What you have to do:
What follows is a listing. Return every line of it exactly.

Information supplied:

- - - - - - -

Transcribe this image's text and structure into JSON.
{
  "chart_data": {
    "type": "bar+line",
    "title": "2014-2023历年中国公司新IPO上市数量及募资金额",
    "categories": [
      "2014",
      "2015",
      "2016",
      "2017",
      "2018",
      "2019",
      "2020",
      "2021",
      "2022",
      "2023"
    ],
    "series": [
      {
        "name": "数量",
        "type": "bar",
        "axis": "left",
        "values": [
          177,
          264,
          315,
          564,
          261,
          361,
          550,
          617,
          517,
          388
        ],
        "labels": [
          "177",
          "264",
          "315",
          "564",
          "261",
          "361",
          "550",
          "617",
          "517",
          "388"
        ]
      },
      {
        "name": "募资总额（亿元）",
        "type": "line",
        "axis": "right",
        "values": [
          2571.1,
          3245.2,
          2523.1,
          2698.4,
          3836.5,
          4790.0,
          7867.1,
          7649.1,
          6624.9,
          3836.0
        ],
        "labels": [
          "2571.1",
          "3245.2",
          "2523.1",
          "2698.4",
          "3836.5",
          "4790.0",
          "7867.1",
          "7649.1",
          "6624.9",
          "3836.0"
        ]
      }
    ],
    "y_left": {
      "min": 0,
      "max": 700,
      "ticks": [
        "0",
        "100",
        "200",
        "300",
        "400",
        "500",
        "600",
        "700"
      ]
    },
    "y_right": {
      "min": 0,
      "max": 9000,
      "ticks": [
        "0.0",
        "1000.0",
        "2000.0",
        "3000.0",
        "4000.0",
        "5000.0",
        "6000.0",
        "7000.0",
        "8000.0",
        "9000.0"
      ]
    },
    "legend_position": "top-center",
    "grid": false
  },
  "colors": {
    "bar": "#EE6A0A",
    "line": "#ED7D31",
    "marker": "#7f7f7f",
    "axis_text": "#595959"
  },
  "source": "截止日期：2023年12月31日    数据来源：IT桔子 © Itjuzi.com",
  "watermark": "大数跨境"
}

- - - - - - -

Complete answer:
Transcribe this image's text and structure into JSON.
{
  "chart_data": {
    "type": "bar+line",
    "title": "2014-2023历年中国公司新IPO上市数量及募资金额",
    "categories": [
      "2014",
      "2015",
      "2016",
      "2017",
      "2018",
      "2019",
      "2020",
      "2021",
      "2022",
      "2023"
    ],
    "series": [
      {
        "name": "数量",
        "type": "bar",
        "axis": "left",
        "values": [
          177,
          264,
          315,
          564,
          261,
          361,
          550,
          617,
          517,
          388
        ],
        "labels": [
          "177",
          "264",
          "315",
          "564",
          "261",
          "361",
          "550",
          "617",
          "517",
          "388"
        ]
      },
      {
        "name": "募资总额（亿元）",
        "type": "line",
        "axis": "right",
        "values": [
          2571.1,
          3245.2,
          2523.1,
          2698.4,
          3836.5,
          4790.0,
          7867.1,
          7649.1,
          6624.9,
          3836.0
        ],
        "labels": [
          "2571.1",
          "3245.2",
          "2523.1",
          "2698.4",
          "3836.5",
          "4790.0",
          "7867.1",
          "7649.1",
          "6624.9",
          "3836.0"
        ]
      }
    ],
    "y_left": {
      "min": 0,
      "max": 700,
      "ticks": [
        "0",
        "100",
        "200",
        "300",
        "400",
        "500",
        "600",
        "700"
      ]
    },
    "y_right": {
      "min": 0,
      "max": 9000,
      "ticks": [
        "0.0",
        "1000.0",
        "2000.0",
        "3000.0",
        "4000.0",
        "5000.0",
        "6000.0",
        "7000.0",
        "8000.0",
        "9000.0"
      ]
    },
    "legend_position": "top-center",
    "grid": false
  },
  "colors": {
    "bar": "#EE6A0A",
    "line": "#ED7D31",
    "marker": "#7f7f7f",
    "axis_text": "#595959"
  },
  "source": "截止日期：2023年12月31日    数据来源：IT桔子 © Itjuzi.com",
  "watermark": "大数跨境"
}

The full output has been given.